▶ [WHAT TO WORK ON] In the entries that follow, find the word "this" and report each line it is on.

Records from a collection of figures
__________________________________________________
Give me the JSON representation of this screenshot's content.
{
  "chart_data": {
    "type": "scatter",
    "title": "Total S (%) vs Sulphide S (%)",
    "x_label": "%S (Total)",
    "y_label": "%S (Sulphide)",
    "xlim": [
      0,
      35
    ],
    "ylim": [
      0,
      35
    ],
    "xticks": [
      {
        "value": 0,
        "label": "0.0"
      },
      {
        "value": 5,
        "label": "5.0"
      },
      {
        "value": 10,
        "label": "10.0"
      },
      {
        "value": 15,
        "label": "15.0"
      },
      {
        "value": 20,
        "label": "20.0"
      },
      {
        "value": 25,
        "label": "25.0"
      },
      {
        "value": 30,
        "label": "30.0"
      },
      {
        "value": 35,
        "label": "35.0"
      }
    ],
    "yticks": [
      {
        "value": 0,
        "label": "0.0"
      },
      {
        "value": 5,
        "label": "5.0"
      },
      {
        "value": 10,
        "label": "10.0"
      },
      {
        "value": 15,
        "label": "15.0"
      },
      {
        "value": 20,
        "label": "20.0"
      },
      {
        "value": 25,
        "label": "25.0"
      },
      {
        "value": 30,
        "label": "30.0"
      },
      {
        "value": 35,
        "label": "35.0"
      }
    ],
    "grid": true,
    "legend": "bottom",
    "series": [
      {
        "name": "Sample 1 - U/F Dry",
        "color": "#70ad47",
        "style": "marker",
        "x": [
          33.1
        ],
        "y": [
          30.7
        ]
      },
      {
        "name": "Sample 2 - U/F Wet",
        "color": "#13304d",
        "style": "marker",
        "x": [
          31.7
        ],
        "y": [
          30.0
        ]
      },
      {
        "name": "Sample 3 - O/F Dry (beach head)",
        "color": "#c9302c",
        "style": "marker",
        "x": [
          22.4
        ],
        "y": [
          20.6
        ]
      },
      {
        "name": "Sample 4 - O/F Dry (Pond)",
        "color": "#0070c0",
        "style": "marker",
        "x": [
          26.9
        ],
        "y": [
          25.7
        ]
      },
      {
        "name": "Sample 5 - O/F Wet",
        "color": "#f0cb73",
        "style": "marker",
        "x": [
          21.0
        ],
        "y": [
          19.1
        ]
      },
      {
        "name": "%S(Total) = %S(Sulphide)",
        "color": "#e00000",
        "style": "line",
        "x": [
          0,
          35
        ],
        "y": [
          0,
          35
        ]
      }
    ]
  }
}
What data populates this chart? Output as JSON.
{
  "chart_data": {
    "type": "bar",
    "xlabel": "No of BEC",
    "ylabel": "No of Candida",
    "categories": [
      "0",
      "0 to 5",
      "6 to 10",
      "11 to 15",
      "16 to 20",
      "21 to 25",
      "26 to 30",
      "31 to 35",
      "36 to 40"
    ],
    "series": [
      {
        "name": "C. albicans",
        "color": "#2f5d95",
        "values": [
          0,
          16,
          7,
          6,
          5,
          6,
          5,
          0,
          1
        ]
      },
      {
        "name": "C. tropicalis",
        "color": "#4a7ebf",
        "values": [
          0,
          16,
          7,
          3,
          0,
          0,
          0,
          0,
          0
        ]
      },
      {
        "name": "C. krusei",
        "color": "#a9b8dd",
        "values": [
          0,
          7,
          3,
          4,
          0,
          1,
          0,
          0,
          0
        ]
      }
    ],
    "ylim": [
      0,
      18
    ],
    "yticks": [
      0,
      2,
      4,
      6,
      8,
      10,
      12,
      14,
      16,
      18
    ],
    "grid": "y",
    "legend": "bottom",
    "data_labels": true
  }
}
__________________________________________________
▶ [RESPONSE BELOW]
Give me the JSON representation of this screenshot's content.
What data populates this chart? Output as JSON.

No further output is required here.